Dataset:

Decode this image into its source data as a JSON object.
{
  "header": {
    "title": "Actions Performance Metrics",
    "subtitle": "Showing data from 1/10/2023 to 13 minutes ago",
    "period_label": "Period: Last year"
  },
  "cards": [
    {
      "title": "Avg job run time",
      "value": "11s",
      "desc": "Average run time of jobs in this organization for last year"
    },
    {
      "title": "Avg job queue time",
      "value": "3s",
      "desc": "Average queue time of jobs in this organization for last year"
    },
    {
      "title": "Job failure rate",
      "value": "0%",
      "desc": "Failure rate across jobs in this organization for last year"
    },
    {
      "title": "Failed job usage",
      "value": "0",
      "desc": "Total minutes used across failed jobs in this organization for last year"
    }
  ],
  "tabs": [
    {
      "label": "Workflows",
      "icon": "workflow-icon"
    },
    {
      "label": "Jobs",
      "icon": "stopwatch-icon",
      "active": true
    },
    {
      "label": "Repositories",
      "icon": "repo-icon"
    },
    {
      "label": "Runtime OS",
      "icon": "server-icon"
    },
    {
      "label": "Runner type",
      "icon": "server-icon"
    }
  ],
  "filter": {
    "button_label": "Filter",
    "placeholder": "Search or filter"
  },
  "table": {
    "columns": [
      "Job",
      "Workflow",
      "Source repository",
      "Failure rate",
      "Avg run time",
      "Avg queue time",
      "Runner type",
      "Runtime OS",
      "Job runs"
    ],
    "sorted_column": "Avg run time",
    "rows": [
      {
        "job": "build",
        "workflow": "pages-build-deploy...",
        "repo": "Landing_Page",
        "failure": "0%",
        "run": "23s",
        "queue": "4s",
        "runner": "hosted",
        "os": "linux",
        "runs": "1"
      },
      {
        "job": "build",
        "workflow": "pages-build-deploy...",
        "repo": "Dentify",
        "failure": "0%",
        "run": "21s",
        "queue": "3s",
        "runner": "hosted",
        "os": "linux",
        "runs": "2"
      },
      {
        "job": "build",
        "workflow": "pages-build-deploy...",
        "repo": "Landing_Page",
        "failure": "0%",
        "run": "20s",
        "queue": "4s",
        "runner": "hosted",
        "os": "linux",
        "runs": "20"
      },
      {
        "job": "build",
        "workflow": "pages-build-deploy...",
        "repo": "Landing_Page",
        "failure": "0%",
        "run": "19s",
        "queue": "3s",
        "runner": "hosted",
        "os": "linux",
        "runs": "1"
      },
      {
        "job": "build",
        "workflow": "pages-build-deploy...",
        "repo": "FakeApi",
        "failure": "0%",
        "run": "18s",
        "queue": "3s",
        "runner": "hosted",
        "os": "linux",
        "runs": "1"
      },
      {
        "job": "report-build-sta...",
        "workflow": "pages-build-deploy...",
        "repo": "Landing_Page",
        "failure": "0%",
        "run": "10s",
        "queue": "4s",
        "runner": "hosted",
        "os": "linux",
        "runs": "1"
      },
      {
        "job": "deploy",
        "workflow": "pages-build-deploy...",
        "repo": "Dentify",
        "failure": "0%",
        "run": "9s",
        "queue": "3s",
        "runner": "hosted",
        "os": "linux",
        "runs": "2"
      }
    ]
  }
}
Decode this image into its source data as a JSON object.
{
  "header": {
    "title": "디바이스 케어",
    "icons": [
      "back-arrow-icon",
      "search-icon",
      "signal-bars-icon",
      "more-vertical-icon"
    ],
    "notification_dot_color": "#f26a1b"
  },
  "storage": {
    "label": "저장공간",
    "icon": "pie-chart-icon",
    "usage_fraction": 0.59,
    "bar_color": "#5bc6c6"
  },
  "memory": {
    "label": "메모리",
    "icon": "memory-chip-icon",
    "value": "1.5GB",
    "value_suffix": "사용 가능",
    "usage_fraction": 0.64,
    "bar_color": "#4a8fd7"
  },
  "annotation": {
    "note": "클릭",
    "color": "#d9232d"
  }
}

Work to be completed: Your task is to return the full listing exactly as it was given.

Correct result:
Decode this image into its source data as a JSON object.
{
  "header": {
    "title": "Actions Performance Metrics",
    "subtitle": "Showing data from 1/10/2023 to 13 minutes ago",
    "period_label": "Period: Last year"
  },
  "cards": [
    {
      "title": "Avg job run time",
      "value": "11s",
      "desc": "Average run time of jobs in this organization for last year"
    },
    {
      "title": "Avg job queue time",
      "value": "3s",
      "desc": "Average queue time of jobs in this organization for last year"
    },
    {
      "title": "Job failure rate",
      "value": "0%",
      "desc": "Failure rate across jobs in this organization for last year"
    },
    {
      "title": "Failed job usage",
      "value": "0",
      "desc": "Total minutes used across failed jobs in this organization for last year"
    }
  ],
  "tabs": [
    {
      "label": "Workflows",
      "icon": "workflow-icon"
    },
    {
      "label": "Jobs",
      "icon": "stopwatch-icon",
      "active": true
    },
    {
      "label": "Repositories",
      "icon": "repo-icon"
    },
    {
      "label": "Runtime OS",
      "icon": "server-icon"
    },
    {
      "label": "Runner type",
      "icon": "server-icon"
    }
  ],
  "filter": {
    "button_label": "Filter",
    "placeholder": "Search or filter"
  },
  "table": {
    "columns": [
      "Job",
      "Workflow",
      "Source repository",
      "Failure rate",
      "Avg run time",
      "Avg queue time",
      "Runner type",
      "Runtime OS",
      "Job runs"
    ],
    "sorted_column": "Avg run time",
    "rows": [
      {
        "job": "build",
        "workflow": "pages-build-deploy...",
        "repo": "Landing_Page",
        "failure": "0%",
        "run": "23s",
        "queue": "4s",
        "runner": "hosted",
        "os": "linux",
        "runs": "1"
      },
      {
        "job": "build",
        "workflow": "pages-build-deploy...",
        "repo": "Dentify",
        "failure": "0%",
        "run": "21s",
        "queue": "3s",
        "runner": "hosted",
        "os": "linux",
        "runs": "2"
      },
      {
        "job": "build",
        "workflow": "pages-build-deploy...",
        "repo": "Landing_Page",
        "failure": "0%",
        "run": "20s",
        "queue": "4s",
        "runner": "hosted",
        "os": "linux",
        "runs": "20"
      },
      {
        "job": "build",
        "workflow": "pages-build-deploy...",
        "repo": "Landing_Page",
        "failure": "0%",
        "run": "19s",
        "queue": "3s",
        "runner": "hosted",
        "os": "linux",
        "runs": "1"
      },
      {
        "job": "build",
        "workflow": "pages-build-deploy...",
        "repo": "FakeApi",
        "failure": "0%",
        "run": "18s",
        "queue": "3s",
        "runner": "hosted",
        "os": "linux",
        "runs": "1"
      },
      {
        "job": "report-build-sta...",
        "workflow": "pages-build-deploy...",
        "repo": "Landing_Page",
        "failure": "0%",
        "run": "10s",
        "queue": "4s",
        "runner": "hosted",
        "os": "linux",
        "runs": "1"
      },
      {
        "job": "deploy",
        "workflow": "pages-build-deploy...",
        "repo": "Dentify",
        "failure": "0%",
        "run": "9s",
        "queue": "3s",
        "runner": "hosted",
        "os": "linux",
        "runs": "2"
      }
    ]
  }
}
Decode this image into its source data as a JSON object.
{
  "header": {
    "title": "디바이스 케어",
    "icons": [
      "back-arrow-icon",
      "search-icon",
      "signal-bars-icon",
      "more-vertical-icon"
    ],
    "notification_dot_color": "#f26a1b"
  },
  "storage": {
    "label": "저장공간",
    "icon": "pie-chart-icon",
    "usage_fraction": 0.59,
    "bar_color": "#5bc6c6"
  },
  "memory": {
    "label": "메모리",
    "icon": "memory-chip-icon",
    "value": "1.5GB",
    "value_suffix": "사용 가능",
    "usage_fraction": 0.64,
    "bar_color": "#4a8fd7"
  },
  "annotation": {
    "note": "클릭",
    "color": "#d9232d"
  }
}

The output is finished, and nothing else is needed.